Given problem: Leave out any picture and return the remaining listing below exactly as given.
━━━━━━━━━━━━━━━━
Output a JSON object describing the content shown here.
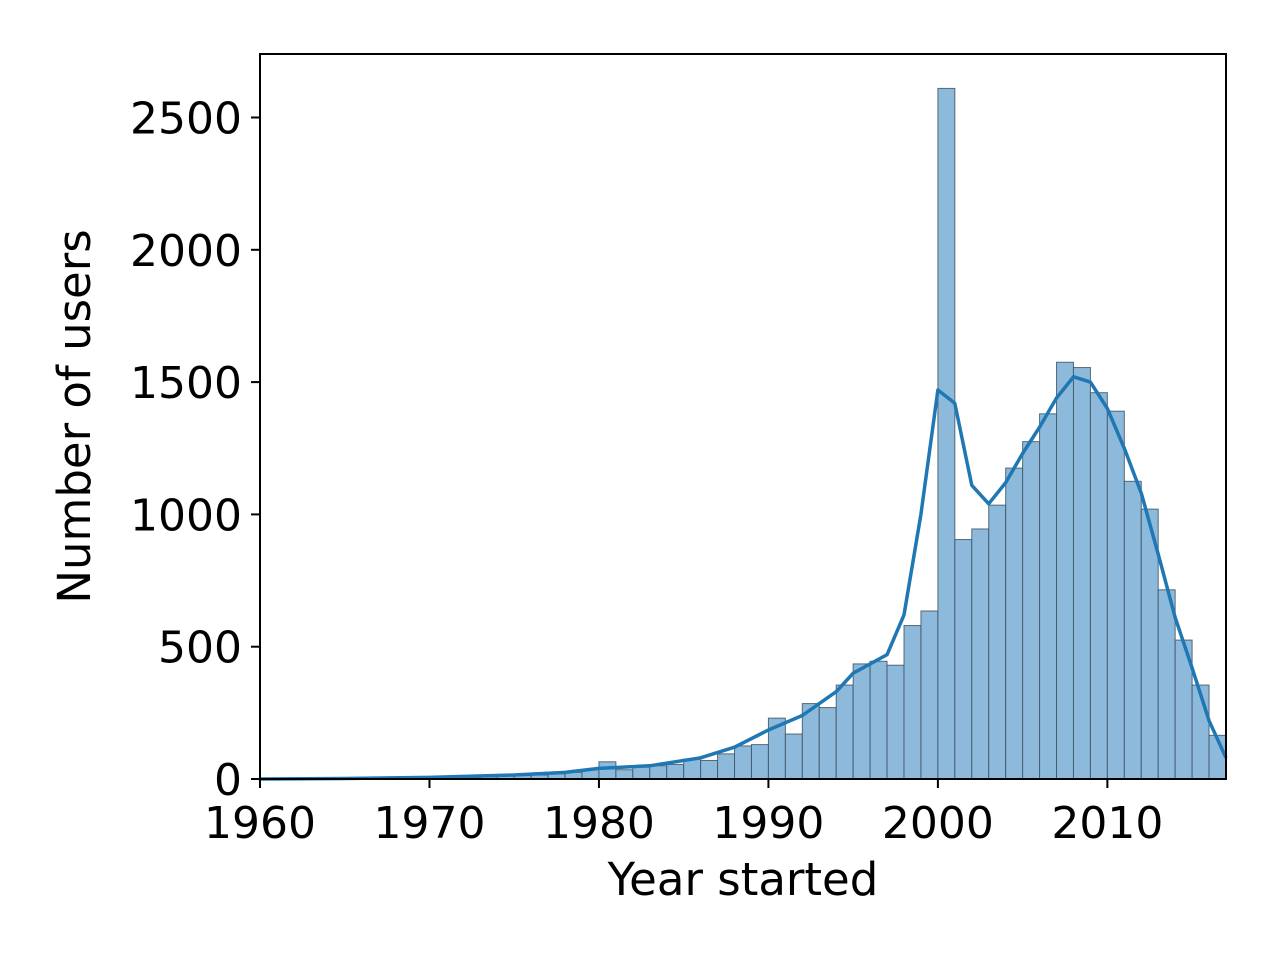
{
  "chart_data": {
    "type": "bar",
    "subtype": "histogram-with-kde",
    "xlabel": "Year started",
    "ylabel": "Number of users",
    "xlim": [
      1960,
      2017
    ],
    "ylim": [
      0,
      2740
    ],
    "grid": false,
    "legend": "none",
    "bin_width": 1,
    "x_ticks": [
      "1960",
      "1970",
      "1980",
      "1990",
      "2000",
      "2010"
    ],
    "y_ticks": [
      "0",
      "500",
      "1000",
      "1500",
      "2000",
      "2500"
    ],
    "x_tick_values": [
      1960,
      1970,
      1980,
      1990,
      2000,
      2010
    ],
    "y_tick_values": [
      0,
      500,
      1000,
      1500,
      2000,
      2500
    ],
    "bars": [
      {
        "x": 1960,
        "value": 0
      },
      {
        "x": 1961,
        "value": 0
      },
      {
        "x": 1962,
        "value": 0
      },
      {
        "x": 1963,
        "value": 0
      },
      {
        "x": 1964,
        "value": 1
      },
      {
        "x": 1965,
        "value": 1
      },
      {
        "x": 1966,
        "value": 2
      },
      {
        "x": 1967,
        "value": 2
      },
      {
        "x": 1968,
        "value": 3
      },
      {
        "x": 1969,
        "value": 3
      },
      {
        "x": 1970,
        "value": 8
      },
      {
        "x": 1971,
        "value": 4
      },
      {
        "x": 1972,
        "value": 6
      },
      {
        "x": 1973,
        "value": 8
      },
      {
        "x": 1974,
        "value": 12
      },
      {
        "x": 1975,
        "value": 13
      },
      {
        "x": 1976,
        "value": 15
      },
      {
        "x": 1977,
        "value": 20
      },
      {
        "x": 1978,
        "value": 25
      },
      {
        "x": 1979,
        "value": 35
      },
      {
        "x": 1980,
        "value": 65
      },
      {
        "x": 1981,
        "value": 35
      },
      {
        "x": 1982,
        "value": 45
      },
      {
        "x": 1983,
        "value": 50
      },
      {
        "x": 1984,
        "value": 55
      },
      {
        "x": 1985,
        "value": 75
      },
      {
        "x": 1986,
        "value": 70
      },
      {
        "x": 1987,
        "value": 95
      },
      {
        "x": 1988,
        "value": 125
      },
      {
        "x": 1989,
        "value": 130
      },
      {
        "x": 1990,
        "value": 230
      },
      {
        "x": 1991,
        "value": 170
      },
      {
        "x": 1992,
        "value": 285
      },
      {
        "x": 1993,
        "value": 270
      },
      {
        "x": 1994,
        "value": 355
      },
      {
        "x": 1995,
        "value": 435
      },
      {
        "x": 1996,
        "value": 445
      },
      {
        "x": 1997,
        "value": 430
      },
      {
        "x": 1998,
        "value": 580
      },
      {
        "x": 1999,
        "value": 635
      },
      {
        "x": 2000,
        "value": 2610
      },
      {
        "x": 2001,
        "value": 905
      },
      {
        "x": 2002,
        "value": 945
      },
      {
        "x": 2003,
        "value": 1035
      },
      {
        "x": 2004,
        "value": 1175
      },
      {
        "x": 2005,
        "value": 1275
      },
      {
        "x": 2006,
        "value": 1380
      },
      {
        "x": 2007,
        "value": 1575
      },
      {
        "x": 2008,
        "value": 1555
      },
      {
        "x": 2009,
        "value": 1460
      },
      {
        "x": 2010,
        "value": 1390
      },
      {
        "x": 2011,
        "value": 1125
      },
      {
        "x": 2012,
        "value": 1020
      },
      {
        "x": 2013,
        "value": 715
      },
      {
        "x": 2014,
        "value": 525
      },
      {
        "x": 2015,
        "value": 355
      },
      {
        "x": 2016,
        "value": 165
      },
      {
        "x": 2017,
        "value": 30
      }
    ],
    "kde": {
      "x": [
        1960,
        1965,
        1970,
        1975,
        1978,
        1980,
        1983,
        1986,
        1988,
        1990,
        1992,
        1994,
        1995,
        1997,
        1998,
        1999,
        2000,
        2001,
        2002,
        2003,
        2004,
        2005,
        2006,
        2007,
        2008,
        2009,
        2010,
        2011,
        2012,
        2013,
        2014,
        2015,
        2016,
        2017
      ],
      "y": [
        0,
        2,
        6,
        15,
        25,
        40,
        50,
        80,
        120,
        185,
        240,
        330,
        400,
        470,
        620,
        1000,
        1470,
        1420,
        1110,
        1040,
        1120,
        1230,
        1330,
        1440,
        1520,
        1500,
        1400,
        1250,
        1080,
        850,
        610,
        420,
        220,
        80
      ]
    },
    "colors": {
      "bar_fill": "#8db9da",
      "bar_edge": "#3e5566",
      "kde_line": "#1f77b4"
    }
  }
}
━━━━━━━━━━━━━━━━
Exercise output:
Output a JSON object describing the content shown here.
{
  "chart_data": {
    "type": "bar",
    "subtype": "histogram-with-kde",
    "xlabel": "Year started",
    "ylabel": "Number of users",
    "xlim": [
      1960,
      2017
    ],
    "ylim": [
      0,
      2740
    ],
    "grid": false,
    "legend": "none",
    "bin_width": 1,
    "x_ticks": [
      "1960",
      "1970",
      "1980",
      "1990",
      "2000",
      "2010"
    ],
    "y_ticks": [
      "0",
      "500",
      "1000",
      "1500",
      "2000",
      "2500"
    ],
    "x_tick_values": [
      1960,
      1970,
      1980,
      1990,
      2000,
      2010
    ],
    "y_tick_values": [
      0,
      500,
      1000,
      1500,
      2000,
      2500
    ],
    "bars": [
      {
        "x": 1960,
        "value": 0
      },
      {
        "x": 1961,
        "value": 0
      },
      {
        "x": 1962,
        "value": 0
      },
      {
        "x": 1963,
        "value": 0
      },
      {
        "x": 1964,
        "value": 1
      },
      {
        "x": 1965,
        "value": 1
      },
      {
        "x": 1966,
        "value": 2
      },
      {
        "x": 1967,
        "value": 2
      },
      {
        "x": 1968,
        "value": 3
      },
      {
        "x": 1969,
        "value": 3
      },
      {
        "x": 1970,
        "value": 8
      },
      {
        "x": 1971,
        "value": 4
      },
      {
        "x": 1972,
        "value": 6
      },
      {
        "x": 1973,
        "value": 8
      },
      {
        "x": 1974,
        "value": 12
      },
      {
        "x": 1975,
        "value": 13
      },
      {
        "x": 1976,
        "value": 15
      },
      {
        "x": 1977,
        "value": 20
      },
      {
        "x": 1978,
        "value": 25
      },
      {
        "x": 1979,
        "value": 35
      },
      {
        "x": 1980,
        "value": 65
      },
      {
        "x": 1981,
        "value": 35
      },
      {
        "x": 1982,
        "value": 45
      },
      {
        "x": 1983,
        "value": 50
      },
      {
        "x": 1984,
        "value": 55
      },
      {
        "x": 1985,
        "value": 75
      },
      {
        "x": 1986,
        "value": 70
      },
      {
        "x": 1987,
        "value": 95
      },
      {
        "x": 1988,
        "value": 125
      },
      {
        "x": 1989,
        "value": 130
      },
      {
        "x": 1990,
        "value": 230
      },
      {
        "x": 1991,
        "value": 170
      },
      {
        "x": 1992,
        "value": 285
      },
      {
        "x": 1993,
        "value": 270
      },
      {
        "x": 1994,
        "value": 355
      },
      {
        "x": 1995,
        "value": 435
      },
      {
        "x": 1996,
        "value": 445
      },
      {
        "x": 1997,
        "value": 430
      },
      {
        "x": 1998,
        "value": 580
      },
      {
        "x": 1999,
        "value": 635
      },
      {
        "x": 2000,
        "value": 2610
      },
      {
        "x": 2001,
        "value": 905
      },
      {
        "x": 2002,
        "value": 945
      },
      {
        "x": 2003,
        "value": 1035
      },
      {
        "x": 2004,
        "value": 1175
      },
      {
        "x": 2005,
        "value": 1275
      },
      {
        "x": 2006,
        "value": 1380
      },
      {
        "x": 2007,
        "value": 1575
      },
      {
        "x": 2008,
        "value": 1555
      },
      {
        "x": 2009,
        "value": 1460
      },
      {
        "x": 2010,
        "value": 1390
      },
      {
        "x": 2011,
        "value": 1125
      },
      {
        "x": 2012,
        "value": 1020
      },
      {
        "x": 2013,
        "value": 715
      },
      {
        "x": 2014,
        "value": 525
      },
      {
        "x": 2015,
        "value": 355
      },
      {
        "x": 2016,
        "value": 165
      },
      {
        "x": 2017,
        "value": 30
      }
    ],
    "kde": {
      "x": [
        1960,
        1965,
        1970,
        1975,
        1978,
        1980,
        1983,
        1986,
        1988,
        1990,
        1992,
        1994,
        1995,
        1997,
        1998,
        1999,
        2000,
        2001,
        2002,
        2003,
        2004,
        2005,
        2006,
        2007,
        2008,
        2009,
        2010,
        2011,
        2012,
        2013,
        2014,
        2015,
        2016,
        2017
      ],
      "y": [
        0,
        2,
        6,
        15,
        25,
        40,
        50,
        80,
        120,
        185,
        240,
        330,
        400,
        470,
        620,
        1000,
        1470,
        1420,
        1110,
        1040,
        1120,
        1230,
        1330,
        1440,
        1520,
        1500,
        1400,
        1250,
        1080,
        850,
        610,
        420,
        220,
        80
      ]
    },
    "colors": {
      "bar_fill": "#8db9da",
      "bar_edge": "#3e5566",
      "kde_line": "#1f77b4"
    }
  }
}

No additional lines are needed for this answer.